Start of DATA FOR THIS EXERCISE

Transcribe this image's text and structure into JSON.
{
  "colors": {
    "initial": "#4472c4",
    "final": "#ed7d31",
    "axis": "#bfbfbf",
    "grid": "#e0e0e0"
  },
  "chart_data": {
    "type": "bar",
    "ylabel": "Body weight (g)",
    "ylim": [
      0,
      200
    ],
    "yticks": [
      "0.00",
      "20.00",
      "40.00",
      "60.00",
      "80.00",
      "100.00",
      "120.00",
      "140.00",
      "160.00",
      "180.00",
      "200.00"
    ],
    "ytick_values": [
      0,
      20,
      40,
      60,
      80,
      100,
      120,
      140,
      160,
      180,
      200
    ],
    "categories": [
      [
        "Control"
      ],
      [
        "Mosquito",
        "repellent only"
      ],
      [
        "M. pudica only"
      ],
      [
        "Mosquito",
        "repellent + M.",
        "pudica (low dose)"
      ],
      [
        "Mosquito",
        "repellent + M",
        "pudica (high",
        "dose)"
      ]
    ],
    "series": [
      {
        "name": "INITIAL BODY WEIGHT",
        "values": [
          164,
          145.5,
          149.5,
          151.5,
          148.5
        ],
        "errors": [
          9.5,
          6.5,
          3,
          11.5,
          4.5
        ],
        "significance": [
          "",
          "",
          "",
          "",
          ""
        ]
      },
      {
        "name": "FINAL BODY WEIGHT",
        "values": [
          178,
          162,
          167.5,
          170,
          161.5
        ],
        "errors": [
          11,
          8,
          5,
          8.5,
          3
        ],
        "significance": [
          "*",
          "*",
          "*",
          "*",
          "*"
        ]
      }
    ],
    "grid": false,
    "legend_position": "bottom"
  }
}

End of DATA FOR THIS EXERCISE

TASK DIRECTIONS
Quote each line of the listing above exactly.

RESPONSE TO THE EXERCISE
Transcribe this image's text and structure into JSON.
{
  "colors": {
    "initial": "#4472c4",
    "final": "#ed7d31",
    "axis": "#bfbfbf",
    "grid": "#e0e0e0"
  },
  "chart_data": {
    "type": "bar",
    "ylabel": "Body weight (g)",
    "ylim": [
      0,
      200
    ],
    "yticks": [
      "0.00",
      "20.00",
      "40.00",
      "60.00",
      "80.00",
      "100.00",
      "120.00",
      "140.00",
      "160.00",
      "180.00",
      "200.00"
    ],
    "ytick_values": [
      0,
      20,
      40,
      60,
      80,
      100,
      120,
      140,
      160,
      180,
      200
    ],
    "categories": [
      [
        "Control"
      ],
      [
        "Mosquito",
        "repellent only"
      ],
      [
        "M. pudica only"
      ],
      [
        "Mosquito",
        "repellent + M.",
        "pudica (low dose)"
      ],
      [
        "Mosquito",
        "repellent + M",
        "pudica (high",
        "dose)"
      ]
    ],
    "series": [
      {
        "name": "INITIAL BODY WEIGHT",
        "values": [
          164,
          145.5,
          149.5,
          151.5,
          148.5
        ],
        "errors": [
          9.5,
          6.5,
          3,
          11.5,
          4.5
        ],
        "significance": [
          "",
          "",
          "",
          "",
          ""
        ]
      },
      {
        "name": "FINAL BODY WEIGHT",
        "values": [
          178,
          162,
          167.5,
          170,
          161.5
        ],
        "errors": [
          11,
          8,
          5,
          8.5,
          3
        ],
        "significance": [
          "*",
          "*",
          "*",
          "*",
          "*"
        ]
      }
    ],
    "grid": false,
    "legend_position": "bottom"
  }
}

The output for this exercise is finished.